──────── DATA EXTRACT

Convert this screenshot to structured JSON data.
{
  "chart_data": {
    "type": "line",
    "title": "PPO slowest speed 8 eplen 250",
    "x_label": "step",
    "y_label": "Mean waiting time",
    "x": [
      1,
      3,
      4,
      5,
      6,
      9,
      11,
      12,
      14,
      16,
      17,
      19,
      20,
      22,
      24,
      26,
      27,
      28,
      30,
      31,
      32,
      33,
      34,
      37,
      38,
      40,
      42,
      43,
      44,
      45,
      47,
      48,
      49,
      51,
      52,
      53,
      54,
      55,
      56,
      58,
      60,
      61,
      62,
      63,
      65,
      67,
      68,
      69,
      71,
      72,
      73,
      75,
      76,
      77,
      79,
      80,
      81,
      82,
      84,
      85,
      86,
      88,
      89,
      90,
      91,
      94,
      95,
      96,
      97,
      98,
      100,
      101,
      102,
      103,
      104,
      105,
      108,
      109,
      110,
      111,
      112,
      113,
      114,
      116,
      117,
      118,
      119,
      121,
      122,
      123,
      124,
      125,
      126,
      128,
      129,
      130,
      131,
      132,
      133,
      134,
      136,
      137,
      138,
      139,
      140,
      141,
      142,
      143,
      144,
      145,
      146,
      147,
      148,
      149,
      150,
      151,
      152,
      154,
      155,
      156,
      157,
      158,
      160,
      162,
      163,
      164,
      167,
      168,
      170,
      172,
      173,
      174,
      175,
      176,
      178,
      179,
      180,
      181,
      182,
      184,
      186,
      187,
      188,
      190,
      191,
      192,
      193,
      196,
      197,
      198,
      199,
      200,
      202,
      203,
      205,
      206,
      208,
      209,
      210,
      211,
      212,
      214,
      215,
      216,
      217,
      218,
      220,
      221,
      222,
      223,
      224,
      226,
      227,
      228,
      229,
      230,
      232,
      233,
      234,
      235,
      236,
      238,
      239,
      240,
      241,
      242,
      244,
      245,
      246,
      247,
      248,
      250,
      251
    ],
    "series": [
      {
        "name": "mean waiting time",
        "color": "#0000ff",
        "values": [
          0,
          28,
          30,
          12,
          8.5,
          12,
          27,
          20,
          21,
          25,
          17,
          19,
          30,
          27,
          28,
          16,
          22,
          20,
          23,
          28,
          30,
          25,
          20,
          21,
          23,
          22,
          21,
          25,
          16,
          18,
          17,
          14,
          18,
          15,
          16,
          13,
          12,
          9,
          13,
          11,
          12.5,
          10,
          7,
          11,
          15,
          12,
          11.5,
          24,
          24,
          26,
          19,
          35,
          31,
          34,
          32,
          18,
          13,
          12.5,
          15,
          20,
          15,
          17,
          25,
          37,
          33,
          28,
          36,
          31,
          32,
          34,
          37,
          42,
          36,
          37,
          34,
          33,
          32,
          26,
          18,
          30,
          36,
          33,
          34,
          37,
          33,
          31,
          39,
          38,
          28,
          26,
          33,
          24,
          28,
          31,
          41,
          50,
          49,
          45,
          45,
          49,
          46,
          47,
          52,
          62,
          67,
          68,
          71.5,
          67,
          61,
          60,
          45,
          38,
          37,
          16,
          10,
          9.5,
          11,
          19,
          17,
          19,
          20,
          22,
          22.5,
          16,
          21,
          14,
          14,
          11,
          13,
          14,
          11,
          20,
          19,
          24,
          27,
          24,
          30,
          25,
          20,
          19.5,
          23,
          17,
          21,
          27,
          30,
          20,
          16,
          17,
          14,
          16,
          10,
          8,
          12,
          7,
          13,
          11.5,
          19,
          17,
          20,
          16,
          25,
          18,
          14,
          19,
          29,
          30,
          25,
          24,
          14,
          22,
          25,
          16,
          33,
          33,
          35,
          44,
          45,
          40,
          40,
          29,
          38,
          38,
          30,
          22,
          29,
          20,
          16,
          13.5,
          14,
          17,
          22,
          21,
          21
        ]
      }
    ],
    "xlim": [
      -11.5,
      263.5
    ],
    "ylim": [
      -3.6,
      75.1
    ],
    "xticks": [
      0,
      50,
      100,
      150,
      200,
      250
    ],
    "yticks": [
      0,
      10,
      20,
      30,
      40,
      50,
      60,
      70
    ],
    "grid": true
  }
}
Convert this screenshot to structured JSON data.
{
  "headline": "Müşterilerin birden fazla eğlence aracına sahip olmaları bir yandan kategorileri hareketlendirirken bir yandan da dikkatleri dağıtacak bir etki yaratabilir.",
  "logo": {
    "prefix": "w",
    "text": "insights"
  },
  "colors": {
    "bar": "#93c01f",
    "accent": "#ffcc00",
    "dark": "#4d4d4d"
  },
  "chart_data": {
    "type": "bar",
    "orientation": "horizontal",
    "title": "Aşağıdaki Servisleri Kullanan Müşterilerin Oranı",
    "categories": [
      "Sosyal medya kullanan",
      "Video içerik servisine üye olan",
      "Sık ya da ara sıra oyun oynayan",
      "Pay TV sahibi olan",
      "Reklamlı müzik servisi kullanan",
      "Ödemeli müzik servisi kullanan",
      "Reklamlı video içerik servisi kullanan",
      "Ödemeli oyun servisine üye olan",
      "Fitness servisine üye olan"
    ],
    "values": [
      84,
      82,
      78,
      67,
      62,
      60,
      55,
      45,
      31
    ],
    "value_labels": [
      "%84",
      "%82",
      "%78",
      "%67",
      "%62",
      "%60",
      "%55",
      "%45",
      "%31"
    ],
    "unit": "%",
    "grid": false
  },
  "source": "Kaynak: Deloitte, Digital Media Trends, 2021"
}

────────────────

Look above for lines with the word "olan" and copy them all.

      "Video içerik servisine üye olan",
      "Pay TV sahibi olan",
      "Ödemeli oyun servisine üye olan",
      "Fitness servisine üye olan"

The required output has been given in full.